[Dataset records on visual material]
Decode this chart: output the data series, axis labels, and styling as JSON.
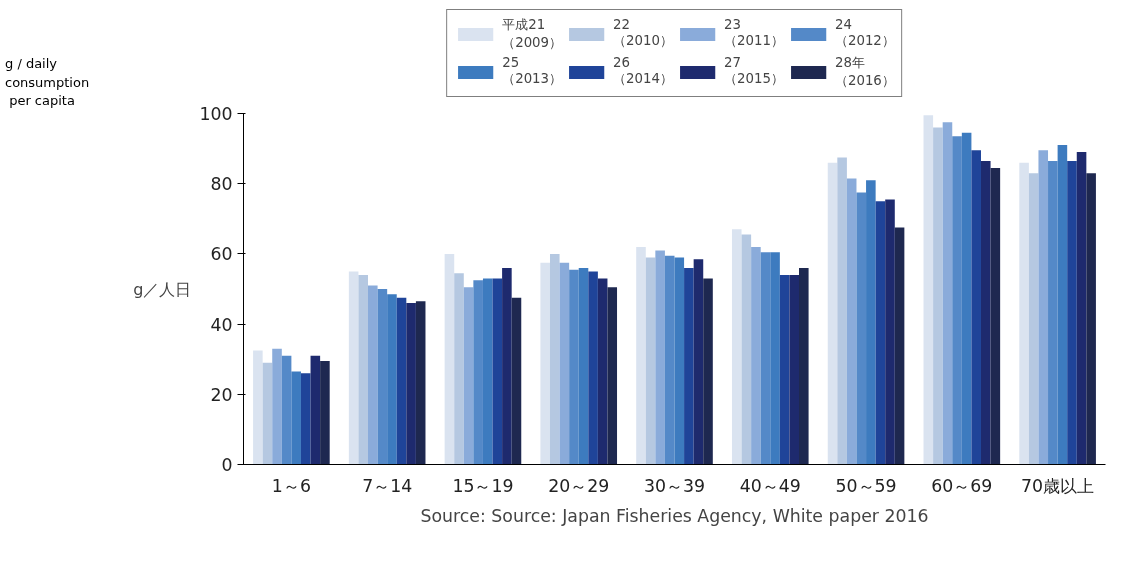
{
  "chart_data": {
    "type": "bar",
    "ylabel": "g／人日",
    "categories": [
      "1～6",
      "7～14",
      "15～19",
      "20～29",
      "30～39",
      "40～49",
      "50～59",
      "60～69",
      "70歳以上"
    ],
    "ylim": [
      0,
      100
    ],
    "yticks": [
      0,
      20,
      40,
      60,
      80,
      100
    ],
    "grid": false,
    "legend": "top",
    "annotations": [
      "g / daily\nconsumption\n per capita",
      "Source: Source: Japan Fisheries Agency, White paper 2016"
    ],
    "series": [
      {
        "name": "平成21（2009）",
        "color": "#dae3f0",
        "values": [
          32.5,
          55,
          60,
          57.5,
          62,
          67,
          86,
          99.5,
          86
        ]
      },
      {
        "name": "22（2010）",
        "color": "#b5c8e1",
        "values": [
          29,
          54,
          54.5,
          60,
          59,
          65.5,
          87.5,
          96,
          83
        ]
      },
      {
        "name": "23（2011）",
        "color": "#8aabda",
        "values": [
          33,
          51,
          50.5,
          57.5,
          61,
          62,
          81.5,
          97.5,
          89.5
        ]
      },
      {
        "name": "24（2012）",
        "color": "#5489c8",
        "values": [
          31,
          50,
          52.5,
          55.5,
          59.5,
          60.5,
          77.5,
          93.5,
          86.5
        ]
      },
      {
        "name": "25（2013）",
        "color": "#3d7bbf",
        "values": [
          26.5,
          48.5,
          53,
          56,
          59,
          60.5,
          81,
          94.5,
          91
        ]
      },
      {
        "name": "26（2014）",
        "color": "#1f4499",
        "values": [
          26,
          47.5,
          53,
          55,
          56,
          54,
          75,
          89.5,
          86.5
        ]
      },
      {
        "name": "27（2015）",
        "color": "#1e2a6e",
        "values": [
          31,
          46,
          56,
          53,
          58.5,
          54,
          75.5,
          86.5,
          89
        ]
      },
      {
        "name": "28年（2016）",
        "color": "#1e2850",
        "values": [
          29.5,
          46.5,
          47.5,
          50.5,
          53,
          56,
          67.5,
          84.5,
          83
        ]
      }
    ]
  }
}
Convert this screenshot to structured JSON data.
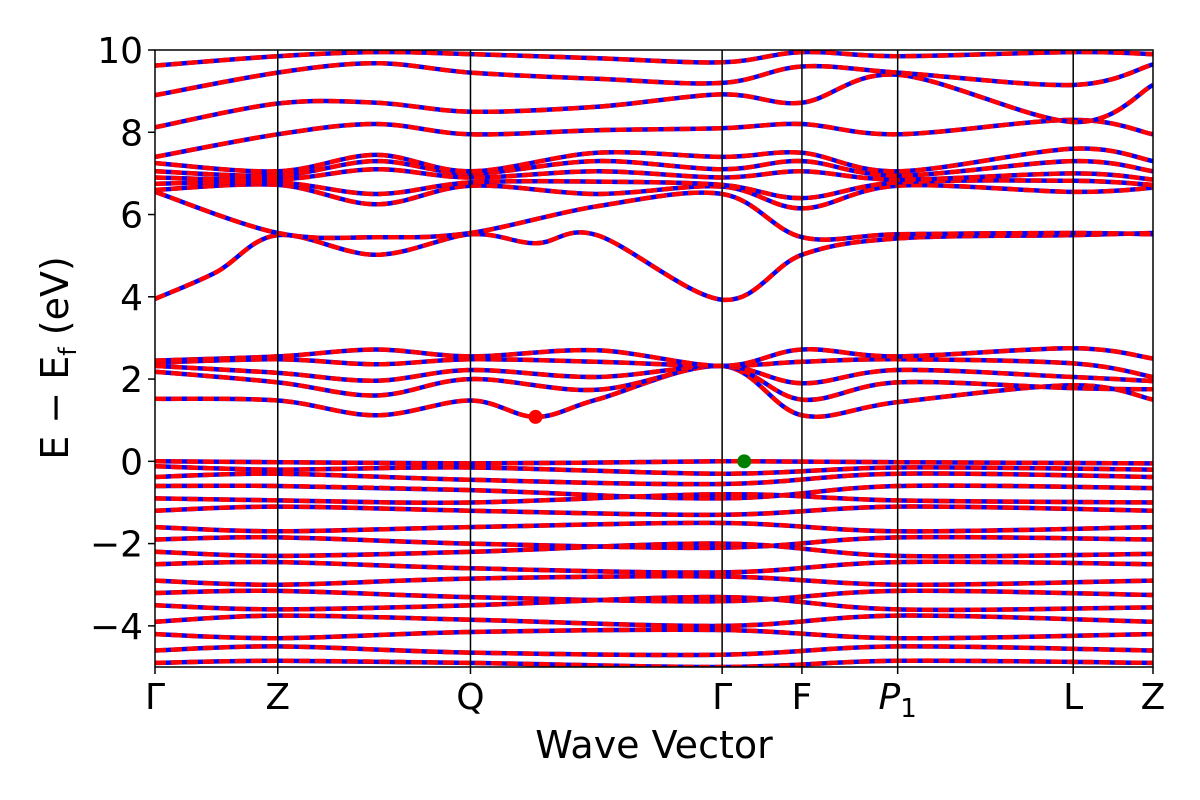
{
  "chart_data": {
    "type": "line",
    "xlabel": "Wave Vector",
    "ylabel": "E − E",
    "ylabel_sub": "f",
    "ylabel_unit": " (eV)",
    "ylim": [
      -5,
      10
    ],
    "yticks": [
      "−4",
      "−2",
      "0",
      "2",
      "4",
      "6",
      "8",
      "10"
    ],
    "ytick_values": [
      -4,
      -2,
      0,
      2,
      4,
      6,
      8,
      10
    ],
    "xlim": [
      0,
      8.13
    ],
    "kpoint_positions": [
      0,
      1.0,
      2.57,
      4.62,
      5.27,
      6.05,
      7.48,
      8.13
    ],
    "kpoint_labels": [
      "Γ",
      "Z",
      "Q",
      "Γ",
      "F",
      "P",
      "L",
      "Z"
    ],
    "kpoint_label_subs": [
      "",
      "",
      "",
      "",
      "",
      "1",
      "",
      ""
    ],
    "grid": false,
    "legend": "none",
    "colors": {
      "spin_down": "#0000ff",
      "spin_up": "#ff0000",
      "vbm": "#008000",
      "cbm": "#ff0000"
    },
    "cbm_point": {
      "x": 3.1,
      "y": 1.08
    },
    "vbm_point": {
      "x": 4.8,
      "y": 0.0
    },
    "series": [
      {
        "points": [
          [
            0,
            1.52
          ],
          [
            1.0,
            1.48
          ],
          [
            1.8,
            1.12
          ],
          [
            2.57,
            1.48
          ],
          [
            3.1,
            1.08
          ],
          [
            3.6,
            1.5
          ],
          [
            4.62,
            2.32
          ],
          [
            5.27,
            1.12
          ],
          [
            6.05,
            1.44
          ],
          [
            7.48,
            1.85
          ],
          [
            8.13,
            1.5
          ]
        ]
      },
      {
        "points": [
          [
            0,
            2.18
          ],
          [
            1.0,
            1.92
          ],
          [
            1.8,
            1.6
          ],
          [
            2.57,
            2.0
          ],
          [
            3.6,
            1.74
          ],
          [
            4.62,
            2.32
          ],
          [
            5.27,
            1.5
          ],
          [
            6.05,
            1.92
          ],
          [
            7.48,
            1.78
          ],
          [
            8.13,
            1.75
          ]
        ]
      },
      {
        "points": [
          [
            0,
            2.32
          ],
          [
            1.0,
            2.15
          ],
          [
            1.8,
            1.96
          ],
          [
            2.57,
            2.22
          ],
          [
            3.6,
            2.05
          ],
          [
            4.62,
            2.32
          ],
          [
            5.27,
            1.9
          ],
          [
            6.05,
            2.22
          ],
          [
            7.48,
            2.05
          ],
          [
            8.13,
            1.95
          ]
        ]
      },
      {
        "points": [
          [
            0,
            2.4
          ],
          [
            1.0,
            2.48
          ],
          [
            1.8,
            2.36
          ],
          [
            2.57,
            2.48
          ],
          [
            3.6,
            2.42
          ],
          [
            4.62,
            2.32
          ],
          [
            5.27,
            2.42
          ],
          [
            6.05,
            2.48
          ],
          [
            7.48,
            2.38
          ],
          [
            8.13,
            2.05
          ]
        ]
      },
      {
        "points": [
          [
            0,
            2.45
          ],
          [
            1.0,
            2.55
          ],
          [
            1.8,
            2.72
          ],
          [
            2.57,
            2.55
          ],
          [
            3.6,
            2.7
          ],
          [
            4.62,
            2.32
          ],
          [
            5.27,
            2.72
          ],
          [
            6.05,
            2.55
          ],
          [
            7.48,
            2.75
          ],
          [
            8.13,
            2.5
          ]
        ]
      },
      {
        "points": [
          [
            0,
            3.95
          ],
          [
            0.5,
            4.6
          ],
          [
            1.0,
            5.5
          ],
          [
            1.8,
            5.02
          ],
          [
            2.57,
            5.52
          ],
          [
            3.1,
            5.3
          ],
          [
            3.6,
            5.5
          ],
          [
            4.62,
            3.93
          ],
          [
            5.27,
            5.02
          ],
          [
            6.05,
            5.42
          ],
          [
            7.48,
            5.5
          ],
          [
            8.13,
            5.55
          ]
        ]
      },
      {
        "points": [
          [
            0,
            6.55
          ],
          [
            1.0,
            5.55
          ],
          [
            1.8,
            5.45
          ],
          [
            2.57,
            5.55
          ],
          [
            3.6,
            6.2
          ],
          [
            4.62,
            6.5
          ],
          [
            5.27,
            5.45
          ],
          [
            6.05,
            5.52
          ],
          [
            7.48,
            5.55
          ],
          [
            8.13,
            5.52
          ]
        ]
      },
      {
        "points": [
          [
            0,
            6.6
          ],
          [
            1.0,
            6.72
          ],
          [
            1.8,
            6.25
          ],
          [
            2.57,
            6.7
          ],
          [
            3.6,
            6.5
          ],
          [
            4.62,
            6.68
          ],
          [
            5.27,
            6.15
          ],
          [
            6.05,
            6.7
          ],
          [
            7.48,
            6.55
          ],
          [
            8.13,
            6.65
          ]
        ]
      },
      {
        "points": [
          [
            0,
            6.75
          ],
          [
            1.0,
            6.78
          ],
          [
            1.8,
            6.5
          ],
          [
            2.57,
            6.78
          ],
          [
            3.6,
            6.8
          ],
          [
            4.62,
            6.72
          ],
          [
            5.27,
            6.4
          ],
          [
            6.05,
            6.78
          ],
          [
            7.48,
            6.82
          ],
          [
            8.13,
            6.72
          ]
        ]
      },
      {
        "points": [
          [
            0,
            6.9
          ],
          [
            1.0,
            6.85
          ],
          [
            1.8,
            7.1
          ],
          [
            2.57,
            6.9
          ],
          [
            3.6,
            7.05
          ],
          [
            4.62,
            6.9
          ],
          [
            5.27,
            7.05
          ],
          [
            6.05,
            6.85
          ],
          [
            7.48,
            7.0
          ],
          [
            8.13,
            6.85
          ]
        ]
      },
      {
        "points": [
          [
            0,
            7.05
          ],
          [
            1.0,
            6.95
          ],
          [
            1.8,
            7.3
          ],
          [
            2.57,
            7.0
          ],
          [
            3.6,
            7.3
          ],
          [
            4.62,
            7.1
          ],
          [
            5.27,
            7.3
          ],
          [
            6.05,
            6.95
          ],
          [
            7.48,
            7.3
          ],
          [
            8.13,
            7.05
          ]
        ]
      },
      {
        "points": [
          [
            0,
            7.25
          ],
          [
            1.0,
            7.05
          ],
          [
            1.8,
            7.45
          ],
          [
            2.57,
            7.05
          ],
          [
            3.6,
            7.5
          ],
          [
            4.62,
            7.4
          ],
          [
            5.27,
            7.5
          ],
          [
            6.05,
            7.05
          ],
          [
            7.48,
            7.6
          ],
          [
            8.13,
            7.3
          ]
        ]
      },
      {
        "points": [
          [
            0,
            7.4
          ],
          [
            1.0,
            7.95
          ],
          [
            1.8,
            8.2
          ],
          [
            2.57,
            7.95
          ],
          [
            3.6,
            8.05
          ],
          [
            4.62,
            8.1
          ],
          [
            5.27,
            8.2
          ],
          [
            6.05,
            7.95
          ],
          [
            7.48,
            8.3
          ],
          [
            8.13,
            7.95
          ]
        ]
      },
      {
        "points": [
          [
            0,
            8.12
          ],
          [
            1.0,
            8.7
          ],
          [
            1.8,
            8.72
          ],
          [
            2.57,
            8.5
          ],
          [
            3.6,
            8.62
          ],
          [
            4.62,
            8.92
          ],
          [
            5.27,
            8.72
          ],
          [
            6.05,
            9.4
          ],
          [
            7.48,
            8.25
          ],
          [
            8.13,
            9.15
          ]
        ]
      },
      {
        "points": [
          [
            0,
            8.9
          ],
          [
            1.0,
            9.45
          ],
          [
            1.8,
            9.68
          ],
          [
            2.57,
            9.45
          ],
          [
            3.6,
            9.3
          ],
          [
            4.62,
            9.2
          ],
          [
            5.27,
            9.6
          ],
          [
            6.05,
            9.45
          ],
          [
            7.48,
            9.15
          ],
          [
            8.13,
            9.65
          ]
        ]
      },
      {
        "points": [
          [
            0,
            9.62
          ],
          [
            1.0,
            9.85
          ],
          [
            1.8,
            9.95
          ],
          [
            2.57,
            9.9
          ],
          [
            3.6,
            9.8
          ],
          [
            4.62,
            9.7
          ],
          [
            5.27,
            9.95
          ],
          [
            6.05,
            9.85
          ],
          [
            7.48,
            9.95
          ],
          [
            8.13,
            9.9
          ]
        ]
      },
      {
        "points": [
          [
            0,
            0.0
          ],
          [
            1.0,
            -0.02
          ],
          [
            2.57,
            -0.05
          ],
          [
            4.62,
            0.0
          ],
          [
            4.8,
            0.0
          ],
          [
            6.05,
            -0.02
          ],
          [
            8.13,
            -0.05
          ]
        ]
      },
      {
        "points": [
          [
            0,
            -0.12
          ],
          [
            1.0,
            -0.2
          ],
          [
            2.57,
            -0.15
          ],
          [
            4.62,
            -0.3
          ],
          [
            6.05,
            -0.15
          ],
          [
            8.13,
            -0.2
          ]
        ]
      },
      {
        "points": [
          [
            0,
            -0.38
          ],
          [
            1.0,
            -0.3
          ],
          [
            2.57,
            -0.45
          ],
          [
            4.62,
            -0.55
          ],
          [
            6.05,
            -0.3
          ],
          [
            8.13,
            -0.38
          ]
        ]
      },
      {
        "points": [
          [
            0,
            -0.6
          ],
          [
            1.0,
            -0.6
          ],
          [
            2.57,
            -0.7
          ],
          [
            4.62,
            -0.9
          ],
          [
            6.05,
            -0.6
          ],
          [
            8.13,
            -0.65
          ]
        ]
      },
      {
        "points": [
          [
            0,
            -0.9
          ],
          [
            1.0,
            -0.95
          ],
          [
            2.57,
            -1.0
          ],
          [
            4.62,
            -0.8
          ],
          [
            6.05,
            -0.95
          ],
          [
            8.13,
            -1.0
          ]
        ]
      },
      {
        "points": [
          [
            0,
            -1.2
          ],
          [
            1.0,
            -1.1
          ],
          [
            2.57,
            -1.2
          ],
          [
            4.62,
            -1.3
          ],
          [
            6.05,
            -1.1
          ],
          [
            8.13,
            -1.2
          ]
        ]
      },
      {
        "points": [
          [
            0,
            -1.6
          ],
          [
            1.0,
            -1.7
          ],
          [
            2.57,
            -1.6
          ],
          [
            4.62,
            -1.5
          ],
          [
            6.05,
            -1.7
          ],
          [
            8.13,
            -1.6
          ]
        ]
      },
      {
        "points": [
          [
            0,
            -1.9
          ],
          [
            1.0,
            -1.85
          ],
          [
            2.57,
            -2.0
          ],
          [
            4.62,
            -2.1
          ],
          [
            6.05,
            -1.85
          ],
          [
            8.13,
            -1.9
          ]
        ]
      },
      {
        "points": [
          [
            0,
            -2.2
          ],
          [
            1.0,
            -2.3
          ],
          [
            2.57,
            -2.2
          ],
          [
            4.62,
            -2.0
          ],
          [
            6.05,
            -2.3
          ],
          [
            8.13,
            -2.25
          ]
        ]
      },
      {
        "points": [
          [
            0,
            -2.5
          ],
          [
            1.0,
            -2.45
          ],
          [
            2.57,
            -2.6
          ],
          [
            4.62,
            -2.7
          ],
          [
            6.05,
            -2.45
          ],
          [
            8.13,
            -2.5
          ]
        ]
      },
      {
        "points": [
          [
            0,
            -2.9
          ],
          [
            1.0,
            -3.0
          ],
          [
            2.57,
            -2.85
          ],
          [
            4.62,
            -2.8
          ],
          [
            6.05,
            -3.0
          ],
          [
            8.13,
            -2.9
          ]
        ]
      },
      {
        "points": [
          [
            0,
            -3.2
          ],
          [
            1.0,
            -3.15
          ],
          [
            2.57,
            -3.3
          ],
          [
            4.62,
            -3.4
          ],
          [
            6.05,
            -3.15
          ],
          [
            8.13,
            -3.25
          ]
        ]
      },
      {
        "points": [
          [
            0,
            -3.5
          ],
          [
            1.0,
            -3.6
          ],
          [
            2.57,
            -3.5
          ],
          [
            4.62,
            -3.3
          ],
          [
            6.05,
            -3.6
          ],
          [
            8.13,
            -3.55
          ]
        ]
      },
      {
        "points": [
          [
            0,
            -3.9
          ],
          [
            1.0,
            -3.75
          ],
          [
            2.57,
            -3.85
          ],
          [
            4.62,
            -4.0
          ],
          [
            6.05,
            -3.75
          ],
          [
            8.13,
            -3.9
          ]
        ]
      },
      {
        "points": [
          [
            0,
            -4.2
          ],
          [
            1.0,
            -4.3
          ],
          [
            2.57,
            -4.15
          ],
          [
            4.62,
            -4.1
          ],
          [
            6.05,
            -4.3
          ],
          [
            8.13,
            -4.2
          ]
        ]
      },
      {
        "points": [
          [
            0,
            -4.6
          ],
          [
            1.0,
            -4.5
          ],
          [
            2.57,
            -4.65
          ],
          [
            4.62,
            -4.7
          ],
          [
            6.05,
            -4.5
          ],
          [
            8.13,
            -4.6
          ]
        ]
      },
      {
        "points": [
          [
            0,
            -4.9
          ],
          [
            1.0,
            -4.85
          ],
          [
            2.57,
            -4.9
          ],
          [
            4.62,
            -5.0
          ],
          [
            6.05,
            -4.85
          ],
          [
            8.13,
            -4.9
          ]
        ]
      }
    ]
  }
}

__YOUR INSTRUCTIONS__: List every line above containing the word "this".

__FULL SOLUTION__:
Decode this chart: output the data series, axis labels, and styling as JSON.
Convert this screenshot to structured JSON data.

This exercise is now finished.